# Painting my body (camera body)



## Battou (Dec 18, 2007)

As I sit here and debate whether or not I wan't to ship it out for repair or just replace with the F-1 I looked at the other day. I got half a notion that maybe I should give it a new paint job.....Witch makes even more questions to be answered.


I know I can do it, I Do automobile paint work and the metal and plastic of a camera body is no diffrent so, in addition to Do I repair or do I junk it

Do I paint?

or 

do I not?


If I decide I wan't to paint the thing:

do paint it before repairs?

or 

after repairs?

What color?
Actually I alredy have an idea for that but I am curious?

Thoughts?


----------



## ferny (Dec 18, 2007)

http://www.thephotoforum.com/forum/showthread.php?t=71564&

I never did paint mine in the end.


----------



## digital flower (Dec 18, 2007)

Battou said:


> What color?
> Actually I alredy have an idea for that but I am curious?
> 
> Thoughts?




How about color #ff1493/Deep Pink?







You'll probably have the only one :mrgreen:


----------



## (Ghastly) Krueger (Dec 18, 2007)

What type of body?


----------



## Rick Waldroup (Dec 18, 2007)

There was a guy on photo.net a few years back who painted his Leica M4 taxi-cab yellow.

It was really kind of cool looking.

I think you should paint it some wild, exotic color.


----------



## Sideburns (Dec 18, 2007)

sure paint it...but AFTER repairs.  Don't want them scuffing your stuff.

* * *

What the task requires — Carry the forum thread about painting a camera body forward from its last post. The entries that come next are taken from a separate source.

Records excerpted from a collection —
* * *

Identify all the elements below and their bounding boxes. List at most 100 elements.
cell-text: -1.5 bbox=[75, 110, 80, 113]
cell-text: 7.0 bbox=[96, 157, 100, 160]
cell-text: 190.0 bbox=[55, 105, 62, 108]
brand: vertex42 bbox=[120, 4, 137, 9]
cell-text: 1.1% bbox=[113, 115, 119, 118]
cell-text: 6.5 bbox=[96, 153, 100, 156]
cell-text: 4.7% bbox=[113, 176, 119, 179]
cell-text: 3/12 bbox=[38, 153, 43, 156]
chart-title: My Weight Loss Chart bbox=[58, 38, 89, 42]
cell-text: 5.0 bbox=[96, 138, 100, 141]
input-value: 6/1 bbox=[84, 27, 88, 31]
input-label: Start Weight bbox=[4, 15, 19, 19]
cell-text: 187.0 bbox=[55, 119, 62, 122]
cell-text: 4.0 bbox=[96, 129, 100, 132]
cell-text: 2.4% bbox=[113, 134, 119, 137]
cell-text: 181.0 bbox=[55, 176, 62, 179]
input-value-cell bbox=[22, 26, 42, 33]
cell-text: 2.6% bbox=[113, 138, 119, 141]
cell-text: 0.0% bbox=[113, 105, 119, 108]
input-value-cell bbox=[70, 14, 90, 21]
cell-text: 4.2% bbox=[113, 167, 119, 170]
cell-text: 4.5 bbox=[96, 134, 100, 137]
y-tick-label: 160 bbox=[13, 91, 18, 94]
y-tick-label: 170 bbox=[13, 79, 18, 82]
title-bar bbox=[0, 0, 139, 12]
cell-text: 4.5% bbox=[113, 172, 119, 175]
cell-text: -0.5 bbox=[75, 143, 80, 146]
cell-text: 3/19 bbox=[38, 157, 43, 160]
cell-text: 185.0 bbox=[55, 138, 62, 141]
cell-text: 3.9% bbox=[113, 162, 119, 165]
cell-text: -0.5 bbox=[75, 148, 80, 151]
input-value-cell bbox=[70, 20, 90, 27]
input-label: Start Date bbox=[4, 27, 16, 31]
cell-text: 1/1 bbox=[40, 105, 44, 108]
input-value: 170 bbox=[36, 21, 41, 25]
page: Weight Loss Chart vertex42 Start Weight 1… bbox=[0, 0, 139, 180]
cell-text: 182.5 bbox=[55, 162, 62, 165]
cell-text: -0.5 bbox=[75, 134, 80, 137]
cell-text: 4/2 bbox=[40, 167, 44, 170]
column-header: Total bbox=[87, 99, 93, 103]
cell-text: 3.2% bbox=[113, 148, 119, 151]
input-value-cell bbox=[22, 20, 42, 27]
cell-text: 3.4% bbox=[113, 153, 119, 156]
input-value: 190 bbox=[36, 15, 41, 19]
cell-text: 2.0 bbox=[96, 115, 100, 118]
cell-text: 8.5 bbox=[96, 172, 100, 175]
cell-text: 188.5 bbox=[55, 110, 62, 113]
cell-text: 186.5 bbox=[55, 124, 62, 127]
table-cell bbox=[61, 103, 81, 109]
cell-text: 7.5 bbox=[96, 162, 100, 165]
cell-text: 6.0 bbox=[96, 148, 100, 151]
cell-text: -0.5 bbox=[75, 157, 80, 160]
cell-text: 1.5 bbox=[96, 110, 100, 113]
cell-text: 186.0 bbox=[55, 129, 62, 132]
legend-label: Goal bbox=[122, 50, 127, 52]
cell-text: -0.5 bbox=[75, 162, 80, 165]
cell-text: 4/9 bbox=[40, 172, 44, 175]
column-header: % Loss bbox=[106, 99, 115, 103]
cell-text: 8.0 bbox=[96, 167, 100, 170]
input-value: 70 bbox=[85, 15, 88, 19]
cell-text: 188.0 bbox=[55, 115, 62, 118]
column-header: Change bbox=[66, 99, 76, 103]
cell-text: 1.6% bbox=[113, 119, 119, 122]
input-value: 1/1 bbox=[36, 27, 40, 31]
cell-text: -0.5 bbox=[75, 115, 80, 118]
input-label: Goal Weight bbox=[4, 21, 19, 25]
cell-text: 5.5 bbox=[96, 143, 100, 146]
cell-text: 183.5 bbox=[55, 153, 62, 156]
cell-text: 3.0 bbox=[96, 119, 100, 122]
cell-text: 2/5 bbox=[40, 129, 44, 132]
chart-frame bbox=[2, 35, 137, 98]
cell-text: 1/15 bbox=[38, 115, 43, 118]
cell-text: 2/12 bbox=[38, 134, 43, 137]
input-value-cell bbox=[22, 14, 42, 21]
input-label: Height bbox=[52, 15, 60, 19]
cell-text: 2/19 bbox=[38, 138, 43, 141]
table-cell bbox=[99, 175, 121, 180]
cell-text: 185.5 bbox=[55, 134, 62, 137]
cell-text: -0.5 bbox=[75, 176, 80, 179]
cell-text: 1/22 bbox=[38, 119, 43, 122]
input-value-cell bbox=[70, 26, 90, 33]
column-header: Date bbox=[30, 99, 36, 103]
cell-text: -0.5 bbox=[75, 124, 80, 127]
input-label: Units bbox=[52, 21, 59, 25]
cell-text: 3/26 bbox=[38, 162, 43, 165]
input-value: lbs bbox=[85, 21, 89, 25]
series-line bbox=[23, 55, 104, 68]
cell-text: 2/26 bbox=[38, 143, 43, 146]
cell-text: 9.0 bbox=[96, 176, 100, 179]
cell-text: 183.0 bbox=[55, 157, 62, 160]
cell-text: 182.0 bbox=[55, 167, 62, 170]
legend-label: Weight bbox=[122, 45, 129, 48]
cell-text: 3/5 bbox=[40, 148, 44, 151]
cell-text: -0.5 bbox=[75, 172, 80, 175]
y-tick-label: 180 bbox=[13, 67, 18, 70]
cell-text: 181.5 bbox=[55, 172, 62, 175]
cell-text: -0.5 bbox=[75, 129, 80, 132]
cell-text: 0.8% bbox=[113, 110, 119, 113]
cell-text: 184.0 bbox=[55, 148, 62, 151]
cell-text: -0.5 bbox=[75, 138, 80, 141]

* * *

Result of the task —
Make sure do use a really strong clear...and let it set.  You obviously know this...but it's something you'd be handling a lot...so small chips can happen the first couple days.


----------



## Ls3D (Dec 18, 2007)

I think the mileage probably gives it more soul, and you don't want to be one of those people on Antiques RS who almost had a very valuable piece...

-Shea


----------



## (Ghastly) Krueger (Dec 18, 2007)

Ls3D said:


> I think the mileage probably gives it more soul, and you don't want to be one of those people on Antiques RS who almost had a very valuable piece...
> 
> -Shea


I agree, that's why I ask about the type of body.


----------



## phakimata (Dec 18, 2007)

Maybe paint it green with purple polka dots.......


----------



## Battou (Dec 18, 2007)

(Ghastly) Krueger said:


> What type of body?



Canon AE-1















(I'll get better before pics, That I can assure you)
As far as the replacements go I had aslo looked at a TX but the same issue exists....I don't like the silver.


----------



## Battou (Dec 18, 2007)

Sideburns said:


> sure paint it...but AFTER repairs.  Don't want them scuffing your stuff.
> Make sure do use a really strong clear...and let it set.  You obviously know this...but it's something you'd be handling a lot...so small chips can happen the first couple days.



You have a point there, the last thing I want is for those doing the repairs to screw up the paint. also it is a backup camera so it won't be getting as heavy a use as you are prolly thinking but yes  I plan on doing it right so it won't get chipped and knicked under normal use. Heck I would like to powder coat it but I nolonger have the facilities to do such.



Ls3D said:


> I think the mileage probably gives it more soul, and you don't want to be one of those people on Antiques RS who almost had a very valuable piece...
> 
> -Shea



The camera is too common to worry about such things, and I really dislike the color that much.


----------



## Becky (Dec 19, 2007)

I would never ever paint it! Lovely as it is...


----------



## Battou (Dec 19, 2007)

Becky said:


> I would never ever paint it! Lovely as it is...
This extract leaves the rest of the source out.